**Encargo 1**. Enumera las acciones que siguen a «Cómo será» en el primer párrafo del texto sobre los exnovios.
**Encargo 2**. Según el texto sobre los exnovios, ¿cuánto tiempo después de conocerse se estaban casando Bruce Willis y Demi Moore?
**Encargo 3**. Prolonga el texto sobre los exnovios a partir de su última oración.

**Texto fuente**.
Es increíble cuánto ahínco ponemos en elegir bien a los amores de nuestro presente y qué poco pensamos en qué tal los dejaremos de amar en un futuro. Cómo será olvidarlos, odiarlos un rato, ignorarlos, superarlos, domesticarlos en nuestro recuerdo. Cada ex es un cadáver que cargamos sobre nuestros hombros, un esqueleto de expectativas abortadas.
Claro que cuando conocemos a alguien amasamos esperanzas y alegrías y no queremos hacernos spoiler, pero sería útil calibrar qué tipo de futuro exnovio será. Con toda previsión, la mayoría de parejas de un ser humano entran y salen de su vida. A veces, de hecho, es como si jamás hubieran pasado por ella.
Por eso me conmueve profundamente la relación tan maravillosa y extravagante de Bruce Willis y Demi Moore. Tan cómplice, tan amistosa, tan exenta de rencor. Cuando se conocieron, se fascinaron. Diría Cortázar que ese encuentro fue uno de esos rayos que te dejan estaqueado en mitad del patio.
A los cuatro meses se estaban casando, locos perdidos, histriónicos, exagerados (me pregunto si el amor puede ser otra cosa que no sea exageración). Se lo entregaron todo. Se vaciaron. Tuvieron hijos, se miraron largo rato en los rincones de la casa. Sospecharon el uno del otro. Proyectaron en el de enfrente los pánicos, los complejos, los desequilibrios.

**Listado mostrado**.

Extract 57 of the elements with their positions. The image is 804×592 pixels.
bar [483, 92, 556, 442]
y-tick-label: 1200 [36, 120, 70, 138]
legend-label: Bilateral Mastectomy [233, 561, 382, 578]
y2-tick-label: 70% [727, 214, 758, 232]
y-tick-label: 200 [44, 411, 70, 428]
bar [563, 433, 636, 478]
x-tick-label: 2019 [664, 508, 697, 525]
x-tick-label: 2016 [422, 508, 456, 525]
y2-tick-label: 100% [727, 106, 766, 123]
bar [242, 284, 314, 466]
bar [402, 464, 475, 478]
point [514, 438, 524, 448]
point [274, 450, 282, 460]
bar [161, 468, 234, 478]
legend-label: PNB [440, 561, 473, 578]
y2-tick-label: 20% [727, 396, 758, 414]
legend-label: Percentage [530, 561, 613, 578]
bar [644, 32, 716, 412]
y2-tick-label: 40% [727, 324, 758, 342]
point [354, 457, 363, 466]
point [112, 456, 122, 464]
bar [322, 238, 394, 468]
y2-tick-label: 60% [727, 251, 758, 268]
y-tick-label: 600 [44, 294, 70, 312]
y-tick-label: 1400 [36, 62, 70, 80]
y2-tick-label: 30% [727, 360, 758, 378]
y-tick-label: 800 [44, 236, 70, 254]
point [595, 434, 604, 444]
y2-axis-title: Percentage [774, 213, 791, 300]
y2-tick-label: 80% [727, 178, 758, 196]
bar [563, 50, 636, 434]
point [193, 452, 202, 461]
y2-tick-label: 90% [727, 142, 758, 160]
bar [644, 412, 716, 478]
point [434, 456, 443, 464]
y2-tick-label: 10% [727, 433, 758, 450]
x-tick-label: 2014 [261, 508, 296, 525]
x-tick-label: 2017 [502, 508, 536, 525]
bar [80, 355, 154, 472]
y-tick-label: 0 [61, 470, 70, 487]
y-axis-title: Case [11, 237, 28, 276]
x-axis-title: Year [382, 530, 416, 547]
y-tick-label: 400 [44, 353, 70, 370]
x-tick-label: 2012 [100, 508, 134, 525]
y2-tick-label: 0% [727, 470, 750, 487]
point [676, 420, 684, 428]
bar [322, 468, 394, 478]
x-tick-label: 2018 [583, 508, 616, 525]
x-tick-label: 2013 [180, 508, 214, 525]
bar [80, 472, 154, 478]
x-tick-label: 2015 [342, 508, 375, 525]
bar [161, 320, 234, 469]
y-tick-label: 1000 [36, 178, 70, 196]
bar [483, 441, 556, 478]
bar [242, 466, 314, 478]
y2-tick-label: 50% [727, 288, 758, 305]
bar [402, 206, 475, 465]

**Respuesta esperada 1**. Olvidarlos, odiarlos un rato, ignorarlos, superarlos y domesticarlos en nuestro recuerdo.

**Respuesta esperada 2**. A los cuatro meses.

**Respuesta esperada 3**.
Contaban los mentideros que Bruce Willis tenía más peligro que una caja de dinamita. Que el chico era un poco perla. Que no se le podía abandonar a su suerte en un rodaje sin que se acabase acostando con la joven actriz de turno que tuviese el azar de acompañarle en el filme. Que se arrepentía de haberse dejado llevar por el subidón de conocer a Demi, que en realidad nunca creyó en el compromiso ni estaba dispuesto a ofrecer garantías. Que su boda fue más bien una fiesta: divertida, pasional, pero no vinculante.
Tampoco es que ella fuera un dulce. Padecía adicciones, inestabilidades, sufrimientos varios. Fueron dos fuerzas de la naturaleza chocando hasta que se decidieron a ser honestos con su propio relato y lo rompieron. Bien. No perdamos ni un minuto más de nuestra vida.
Pero lo excepcional, lo conmovedor, lo radicalmente transgresor es cómo han conseguido respetarse después de dejar de adorarse. Cómo han sabido acompañarse tras dejar de desearse. Cómo han honrado a su familia creada, cómo han bendecido a sus hijos con su amistad de hierro. Con su forma de cogerse la mano cuando todo se va al carajo, a pesar de las miradas frívolas de la grada.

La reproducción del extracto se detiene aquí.